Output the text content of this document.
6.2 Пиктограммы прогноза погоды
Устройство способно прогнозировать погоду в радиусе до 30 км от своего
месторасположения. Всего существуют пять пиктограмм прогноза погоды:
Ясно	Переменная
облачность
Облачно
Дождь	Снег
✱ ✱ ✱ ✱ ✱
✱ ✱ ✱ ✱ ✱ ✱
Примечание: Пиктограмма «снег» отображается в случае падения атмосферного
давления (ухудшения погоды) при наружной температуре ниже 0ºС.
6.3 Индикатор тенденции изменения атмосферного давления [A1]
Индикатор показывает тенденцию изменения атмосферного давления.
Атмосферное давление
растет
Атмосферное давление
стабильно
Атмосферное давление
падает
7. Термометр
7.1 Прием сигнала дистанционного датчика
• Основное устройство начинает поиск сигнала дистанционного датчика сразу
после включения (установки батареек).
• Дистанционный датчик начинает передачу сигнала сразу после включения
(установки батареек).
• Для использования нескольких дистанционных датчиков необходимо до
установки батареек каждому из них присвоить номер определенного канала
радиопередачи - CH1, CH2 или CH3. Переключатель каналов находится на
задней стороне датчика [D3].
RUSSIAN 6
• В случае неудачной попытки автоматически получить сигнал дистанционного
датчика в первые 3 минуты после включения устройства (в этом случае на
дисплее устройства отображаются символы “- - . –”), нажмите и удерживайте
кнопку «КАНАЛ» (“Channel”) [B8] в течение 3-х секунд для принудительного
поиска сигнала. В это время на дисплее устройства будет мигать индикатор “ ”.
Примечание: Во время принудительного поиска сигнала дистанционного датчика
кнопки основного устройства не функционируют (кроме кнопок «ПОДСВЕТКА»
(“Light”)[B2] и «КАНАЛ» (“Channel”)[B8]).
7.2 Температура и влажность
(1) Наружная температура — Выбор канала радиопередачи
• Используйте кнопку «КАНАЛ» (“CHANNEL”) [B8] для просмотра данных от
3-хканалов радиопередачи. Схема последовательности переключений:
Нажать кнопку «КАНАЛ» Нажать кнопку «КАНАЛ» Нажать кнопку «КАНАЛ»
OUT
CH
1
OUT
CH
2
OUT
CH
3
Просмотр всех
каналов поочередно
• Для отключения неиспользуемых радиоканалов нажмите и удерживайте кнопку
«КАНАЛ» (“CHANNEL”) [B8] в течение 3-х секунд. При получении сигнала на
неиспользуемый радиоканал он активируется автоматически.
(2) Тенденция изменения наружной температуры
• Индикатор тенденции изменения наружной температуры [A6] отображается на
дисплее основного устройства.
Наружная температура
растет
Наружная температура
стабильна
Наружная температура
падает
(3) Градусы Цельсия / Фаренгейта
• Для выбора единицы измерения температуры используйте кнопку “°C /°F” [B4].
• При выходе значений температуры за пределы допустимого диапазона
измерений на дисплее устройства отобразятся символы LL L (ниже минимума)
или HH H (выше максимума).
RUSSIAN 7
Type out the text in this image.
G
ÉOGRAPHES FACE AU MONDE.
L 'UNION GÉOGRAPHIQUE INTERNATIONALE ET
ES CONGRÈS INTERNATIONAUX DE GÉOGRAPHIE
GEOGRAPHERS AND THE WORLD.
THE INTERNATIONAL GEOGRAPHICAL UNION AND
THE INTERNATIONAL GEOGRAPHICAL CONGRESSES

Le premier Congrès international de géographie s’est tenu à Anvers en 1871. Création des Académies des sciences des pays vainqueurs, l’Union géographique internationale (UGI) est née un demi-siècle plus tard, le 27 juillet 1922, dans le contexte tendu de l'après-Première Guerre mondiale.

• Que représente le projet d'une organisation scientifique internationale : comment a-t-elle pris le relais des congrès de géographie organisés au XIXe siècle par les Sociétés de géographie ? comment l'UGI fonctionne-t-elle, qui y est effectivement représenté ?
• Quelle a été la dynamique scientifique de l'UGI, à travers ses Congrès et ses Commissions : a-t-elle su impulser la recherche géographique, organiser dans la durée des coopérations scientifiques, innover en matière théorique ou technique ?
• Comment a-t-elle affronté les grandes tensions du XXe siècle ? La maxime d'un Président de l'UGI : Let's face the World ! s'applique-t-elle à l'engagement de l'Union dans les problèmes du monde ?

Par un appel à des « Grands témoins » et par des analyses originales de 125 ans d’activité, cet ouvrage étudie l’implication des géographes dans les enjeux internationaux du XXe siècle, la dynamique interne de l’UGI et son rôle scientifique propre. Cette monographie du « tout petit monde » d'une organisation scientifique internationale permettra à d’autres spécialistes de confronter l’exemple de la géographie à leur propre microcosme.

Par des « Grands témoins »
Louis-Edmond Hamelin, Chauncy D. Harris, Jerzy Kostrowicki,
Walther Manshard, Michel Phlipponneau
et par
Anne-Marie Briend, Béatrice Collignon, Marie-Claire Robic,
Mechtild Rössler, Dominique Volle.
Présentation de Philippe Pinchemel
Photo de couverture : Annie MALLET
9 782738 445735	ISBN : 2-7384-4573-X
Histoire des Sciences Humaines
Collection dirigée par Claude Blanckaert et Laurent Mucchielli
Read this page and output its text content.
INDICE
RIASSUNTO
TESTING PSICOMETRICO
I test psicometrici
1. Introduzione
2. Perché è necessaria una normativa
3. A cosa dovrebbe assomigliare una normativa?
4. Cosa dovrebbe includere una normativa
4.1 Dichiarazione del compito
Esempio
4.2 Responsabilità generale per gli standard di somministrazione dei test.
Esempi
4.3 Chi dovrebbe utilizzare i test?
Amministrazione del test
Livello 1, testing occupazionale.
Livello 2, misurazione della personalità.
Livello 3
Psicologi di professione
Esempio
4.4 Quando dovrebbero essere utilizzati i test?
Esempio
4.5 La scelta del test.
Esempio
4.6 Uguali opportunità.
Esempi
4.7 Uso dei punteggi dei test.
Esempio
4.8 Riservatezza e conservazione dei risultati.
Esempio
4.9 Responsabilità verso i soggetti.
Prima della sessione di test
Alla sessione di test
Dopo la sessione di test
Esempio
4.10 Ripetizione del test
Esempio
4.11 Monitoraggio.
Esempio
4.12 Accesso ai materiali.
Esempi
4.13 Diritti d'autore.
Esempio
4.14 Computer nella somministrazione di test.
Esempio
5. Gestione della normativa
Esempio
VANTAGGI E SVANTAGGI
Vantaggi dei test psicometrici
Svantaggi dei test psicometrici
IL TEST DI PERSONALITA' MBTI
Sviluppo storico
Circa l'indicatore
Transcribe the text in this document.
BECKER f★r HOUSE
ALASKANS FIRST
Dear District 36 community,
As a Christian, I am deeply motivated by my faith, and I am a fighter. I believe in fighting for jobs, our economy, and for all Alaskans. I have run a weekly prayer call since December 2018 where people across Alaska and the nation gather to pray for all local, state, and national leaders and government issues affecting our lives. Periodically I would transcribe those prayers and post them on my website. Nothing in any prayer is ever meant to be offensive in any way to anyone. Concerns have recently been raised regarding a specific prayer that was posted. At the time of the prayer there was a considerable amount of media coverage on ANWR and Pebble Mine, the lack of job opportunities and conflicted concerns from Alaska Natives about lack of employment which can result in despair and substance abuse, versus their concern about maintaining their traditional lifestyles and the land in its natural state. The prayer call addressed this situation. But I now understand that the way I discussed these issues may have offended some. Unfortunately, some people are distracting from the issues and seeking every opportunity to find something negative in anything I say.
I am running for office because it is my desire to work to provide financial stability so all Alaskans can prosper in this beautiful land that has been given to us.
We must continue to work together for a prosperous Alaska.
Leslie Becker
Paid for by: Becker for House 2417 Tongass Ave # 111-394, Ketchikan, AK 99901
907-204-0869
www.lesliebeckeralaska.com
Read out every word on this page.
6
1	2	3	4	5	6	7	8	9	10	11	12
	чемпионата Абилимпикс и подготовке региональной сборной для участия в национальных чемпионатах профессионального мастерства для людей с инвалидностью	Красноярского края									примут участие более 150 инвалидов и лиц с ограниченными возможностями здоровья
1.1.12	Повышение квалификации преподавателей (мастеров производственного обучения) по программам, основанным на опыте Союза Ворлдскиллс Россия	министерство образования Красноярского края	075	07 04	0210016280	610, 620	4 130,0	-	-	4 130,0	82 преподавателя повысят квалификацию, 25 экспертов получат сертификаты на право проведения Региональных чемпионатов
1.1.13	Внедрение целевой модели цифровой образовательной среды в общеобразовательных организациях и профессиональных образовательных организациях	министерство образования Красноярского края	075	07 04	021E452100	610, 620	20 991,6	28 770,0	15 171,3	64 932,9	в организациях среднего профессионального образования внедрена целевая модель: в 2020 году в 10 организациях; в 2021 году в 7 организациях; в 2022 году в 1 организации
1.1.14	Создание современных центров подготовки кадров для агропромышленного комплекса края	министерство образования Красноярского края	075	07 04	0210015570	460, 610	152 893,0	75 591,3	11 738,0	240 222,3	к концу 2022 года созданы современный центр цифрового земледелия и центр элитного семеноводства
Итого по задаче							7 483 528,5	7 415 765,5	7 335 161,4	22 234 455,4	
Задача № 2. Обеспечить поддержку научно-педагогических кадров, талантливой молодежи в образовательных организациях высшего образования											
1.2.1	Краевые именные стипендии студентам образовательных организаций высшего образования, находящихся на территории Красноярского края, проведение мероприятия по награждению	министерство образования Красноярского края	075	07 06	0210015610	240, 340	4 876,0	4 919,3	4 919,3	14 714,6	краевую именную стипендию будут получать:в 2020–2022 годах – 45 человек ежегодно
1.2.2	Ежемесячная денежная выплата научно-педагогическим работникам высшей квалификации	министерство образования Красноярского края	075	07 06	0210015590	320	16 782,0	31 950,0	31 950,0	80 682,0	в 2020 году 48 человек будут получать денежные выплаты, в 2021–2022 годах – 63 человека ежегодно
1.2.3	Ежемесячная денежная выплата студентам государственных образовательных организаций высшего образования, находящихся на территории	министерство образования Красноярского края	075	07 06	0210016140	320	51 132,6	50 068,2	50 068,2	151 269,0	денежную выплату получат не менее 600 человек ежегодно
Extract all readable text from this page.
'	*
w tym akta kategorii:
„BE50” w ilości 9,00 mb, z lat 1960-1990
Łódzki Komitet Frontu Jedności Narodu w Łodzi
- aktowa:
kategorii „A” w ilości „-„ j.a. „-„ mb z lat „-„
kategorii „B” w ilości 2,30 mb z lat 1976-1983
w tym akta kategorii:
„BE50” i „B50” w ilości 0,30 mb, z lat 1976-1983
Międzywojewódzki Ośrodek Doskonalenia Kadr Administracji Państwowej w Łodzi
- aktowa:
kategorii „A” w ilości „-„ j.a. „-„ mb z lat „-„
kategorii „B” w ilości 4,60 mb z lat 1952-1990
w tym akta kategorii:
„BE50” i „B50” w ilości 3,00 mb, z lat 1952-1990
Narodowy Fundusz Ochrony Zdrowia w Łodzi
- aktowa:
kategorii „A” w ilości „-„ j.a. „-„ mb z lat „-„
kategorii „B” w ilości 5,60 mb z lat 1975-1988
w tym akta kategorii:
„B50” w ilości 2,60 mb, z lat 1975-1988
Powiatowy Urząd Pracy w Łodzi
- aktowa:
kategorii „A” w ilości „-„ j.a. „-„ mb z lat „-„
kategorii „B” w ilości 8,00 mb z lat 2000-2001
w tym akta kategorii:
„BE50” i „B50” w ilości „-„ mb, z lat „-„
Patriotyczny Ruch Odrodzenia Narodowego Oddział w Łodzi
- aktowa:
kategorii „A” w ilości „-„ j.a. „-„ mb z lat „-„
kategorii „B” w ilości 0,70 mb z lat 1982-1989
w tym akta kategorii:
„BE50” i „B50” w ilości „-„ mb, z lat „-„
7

■ ■ ■ ■ ■

Stated goal ::
Count how many lines above carry the word "every". Only the number is required.

Result of the task ::
2